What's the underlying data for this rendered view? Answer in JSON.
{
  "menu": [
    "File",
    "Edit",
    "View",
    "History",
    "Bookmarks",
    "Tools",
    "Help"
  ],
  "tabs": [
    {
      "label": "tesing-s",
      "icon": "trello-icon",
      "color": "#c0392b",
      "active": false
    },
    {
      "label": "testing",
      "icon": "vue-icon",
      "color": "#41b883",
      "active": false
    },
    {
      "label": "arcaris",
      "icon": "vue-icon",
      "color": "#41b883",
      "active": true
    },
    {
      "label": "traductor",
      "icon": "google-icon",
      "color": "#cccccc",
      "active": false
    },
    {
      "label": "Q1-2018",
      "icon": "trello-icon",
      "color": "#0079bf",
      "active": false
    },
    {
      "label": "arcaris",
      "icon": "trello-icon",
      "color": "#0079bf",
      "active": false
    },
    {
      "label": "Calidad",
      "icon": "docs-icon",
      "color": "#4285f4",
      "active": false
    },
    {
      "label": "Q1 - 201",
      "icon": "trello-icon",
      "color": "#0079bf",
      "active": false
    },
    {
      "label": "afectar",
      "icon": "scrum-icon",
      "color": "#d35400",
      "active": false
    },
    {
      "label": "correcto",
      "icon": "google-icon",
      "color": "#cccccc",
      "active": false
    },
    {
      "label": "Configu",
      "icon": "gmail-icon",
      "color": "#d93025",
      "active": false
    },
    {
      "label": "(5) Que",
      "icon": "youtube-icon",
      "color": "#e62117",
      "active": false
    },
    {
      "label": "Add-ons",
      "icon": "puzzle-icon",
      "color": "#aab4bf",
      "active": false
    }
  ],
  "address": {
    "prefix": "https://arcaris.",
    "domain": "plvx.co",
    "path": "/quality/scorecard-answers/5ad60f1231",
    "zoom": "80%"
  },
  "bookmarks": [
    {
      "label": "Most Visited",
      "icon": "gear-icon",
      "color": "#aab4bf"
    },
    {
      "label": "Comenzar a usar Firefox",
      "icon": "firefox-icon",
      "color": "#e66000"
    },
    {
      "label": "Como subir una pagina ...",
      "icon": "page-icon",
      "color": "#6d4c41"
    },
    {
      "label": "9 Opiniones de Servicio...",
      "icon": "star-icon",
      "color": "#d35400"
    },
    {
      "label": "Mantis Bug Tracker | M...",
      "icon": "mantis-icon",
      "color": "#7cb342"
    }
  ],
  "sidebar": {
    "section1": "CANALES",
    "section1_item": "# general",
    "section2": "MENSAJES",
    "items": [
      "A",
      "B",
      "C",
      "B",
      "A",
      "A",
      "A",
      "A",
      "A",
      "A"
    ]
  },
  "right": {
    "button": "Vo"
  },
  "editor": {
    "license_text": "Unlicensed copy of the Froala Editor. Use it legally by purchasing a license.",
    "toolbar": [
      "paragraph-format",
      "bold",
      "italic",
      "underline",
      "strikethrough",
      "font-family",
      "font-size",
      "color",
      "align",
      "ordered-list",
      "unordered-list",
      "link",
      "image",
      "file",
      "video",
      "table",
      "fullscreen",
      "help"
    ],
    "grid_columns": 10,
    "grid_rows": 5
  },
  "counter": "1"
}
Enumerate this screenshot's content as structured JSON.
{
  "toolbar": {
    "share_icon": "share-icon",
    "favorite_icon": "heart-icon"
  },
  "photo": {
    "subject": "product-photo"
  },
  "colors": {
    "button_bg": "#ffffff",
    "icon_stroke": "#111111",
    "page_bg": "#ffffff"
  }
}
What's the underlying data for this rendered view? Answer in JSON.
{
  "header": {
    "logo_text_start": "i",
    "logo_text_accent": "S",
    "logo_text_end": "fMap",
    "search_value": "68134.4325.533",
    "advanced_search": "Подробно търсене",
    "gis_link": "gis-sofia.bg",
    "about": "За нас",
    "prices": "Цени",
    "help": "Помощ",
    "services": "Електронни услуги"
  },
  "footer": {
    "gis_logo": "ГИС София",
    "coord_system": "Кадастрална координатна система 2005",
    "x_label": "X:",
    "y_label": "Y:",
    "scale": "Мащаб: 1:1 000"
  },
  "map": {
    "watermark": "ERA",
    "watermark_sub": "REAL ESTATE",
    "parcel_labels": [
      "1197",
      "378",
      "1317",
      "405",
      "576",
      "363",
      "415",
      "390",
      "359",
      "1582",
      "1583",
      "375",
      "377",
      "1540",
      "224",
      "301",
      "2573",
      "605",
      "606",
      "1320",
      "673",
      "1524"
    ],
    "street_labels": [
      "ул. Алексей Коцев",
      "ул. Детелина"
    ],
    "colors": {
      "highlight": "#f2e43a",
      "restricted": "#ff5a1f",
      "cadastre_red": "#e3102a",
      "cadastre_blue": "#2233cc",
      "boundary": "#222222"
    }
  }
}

····················

#### PROBLEM STATEMENT
The listing above should be transcribed in full, exactly as written.

#### FULL ANSWER
What's the underlying data for this rendered view? Answer in JSON.
{
  "menu": [
    "File",
    "Edit",
    "View",
    "History",
    "Bookmarks",
    "Tools",
    "Help"
  ],
  "tabs": [
    {
      "label": "tesing-s",
      "icon": "trello-icon",
      "color": "#c0392b",
      "active": false
    },
    {
      "label": "testing",
      "icon": "vue-icon",
      "color": "#41b883",
      "active": false
    },
    {
      "label": "arcaris",
      "icon": "vue-icon",
      "color": "#41b883",
      "active": true
    },
    {
      "label": "traductor",
      "icon": "google-icon",
      "color": "#cccccc",
      "active": false
    },
    {
      "label": "Q1-2018",
      "icon": "trello-icon",
      "color": "#0079bf",
      "active": false
    },
    {
      "label": "arcaris",
      "icon": "trello-icon",
      "color": "#0079bf",
      "active": false
    },
    {
      "label": "Calidad",
      "icon": "docs-icon",
      "color": "#4285f4",
      "active": false
    },
    {
      "label": "Q1 - 201",
      "icon": "trello-icon",
      "color": "#0079bf",
      "active": false
    },
    {
      "label": "afectar",
      "icon": "scrum-icon",
      "color": "#d35400",
      "active": false
    },
    {
      "label": "correcto",
      "icon": "google-icon",
      "color": "#cccccc",
      "active": false
    },
    {
      "label": "Configu",
      "icon": "gmail-icon",
      "color": "#d93025",
      "active": false
    },
    {
      "label": "(5) Que",
      "icon": "youtube-icon",
      "color": "#e62117",
      "active": false
    },
    {
      "label": "Add-ons",
      "icon": "puzzle-icon",
      "color": "#aab4bf",
      "active": false
    }
  ],
  "address": {
    "prefix": "https://arcaris.",
    "domain": "plvx.co",
    "path": "/quality/scorecard-answers/5ad60f1231",
    "zoom": "80%"
  },
  "bookmarks": [
    {
      "label": "Most Visited",
      "icon": "gear-icon",
      "color": "#aab4bf"
    },
    {
      "label": "Comenzar a usar Firefox",
      "icon": "firefox-icon",
      "color": "#e66000"
    },
    {
      "label": "Como subir una pagina ...",
      "icon": "page-icon",
      "color": "#6d4c41"
    },
    {
      "label": "9 Opiniones de Servicio...",
      "icon": "star-icon",
      "color": "#d35400"
    },
    {
      "label": "Mantis Bug Tracker | M...",
      "icon": "mantis-icon",
      "color": "#7cb342"
    }
  ],
  "sidebar": {
    "section1": "CANALES",
    "section1_item": "# general",
    "section2": "MENSAJES",
    "items": [
      "A",
      "B",
      "C",
      "B",
      "A",
      "A",
      "A",
      "A",
      "A",
      "A"
    ]
  },
  "right": {
    "button": "Vo"
  },
  "editor": {
    "license_text": "Unlicensed copy of the Froala Editor. Use it legally by purchasing a license.",
    "toolbar": [
      "paragraph-format",
      "bold",
      "italic",
      "underline",
      "strikethrough",
      "font-family",
      "font-size",
      "color",
      "align",
      "ordered-list",
      "unordered-list",
      "link",
      "image",
      "file",
      "video",
      "table",
      "fullscreen",
      "help"
    ],
    "grid_columns": 10,
    "grid_rows": 5
  },
  "counter": "1"
}
Enumerate this screenshot's content as structured JSON.
{
  "toolbar": {
    "share_icon": "share-icon",
    "favorite_icon": "heart-icon"
  },
  "photo": {
    "subject": "product-photo"
  },
  "colors": {
    "button_bg": "#ffffff",
    "icon_stroke": "#111111",
    "page_bg": "#ffffff"
  }
}
What's the underlying data for this rendered view? Answer in JSON.
{
  "header": {
    "logo_text_start": "i",
    "logo_text_accent": "S",
    "logo_text_end": "fMap",
    "search_value": "68134.4325.533",
    "advanced_search": "Подробно търсене",
    "gis_link": "gis-sofia.bg",
    "about": "За нас",
    "prices": "Цени",
    "help": "Помощ",
    "services": "Електронни услуги"
  },
  "footer": {
    "gis_logo": "ГИС София",
    "coord_system": "Кадастрална координатна система 2005",
    "x_label": "X:",
    "y_label": "Y:",
    "scale": "Мащаб: 1:1 000"
  },
  "map": {
    "watermark": "ERA",
    "watermark_sub": "REAL ESTATE",
    "parcel_labels": [
      "1197",
      "378",
      "1317",
      "405",
      "576",
      "363",
      "415",
      "390",
      "359",
      "1582",
      "1583",
      "375",
      "377",
      "1540",
      "224",
      "301",
      "2573",
      "605",
      "606",
      "1320",
      "673",
      "1524"
    ],
    "street_labels": [
      "ул. Алексей Коцев",
      "ул. Детелина"
    ],
    "colors": {
      "highlight": "#f2e43a",
      "restricted": "#ff5a1f",
      "cadastre_red": "#e3102a",
      "cadastre_blue": "#2233cc",
      "boundary": "#222222"
    }
  }
}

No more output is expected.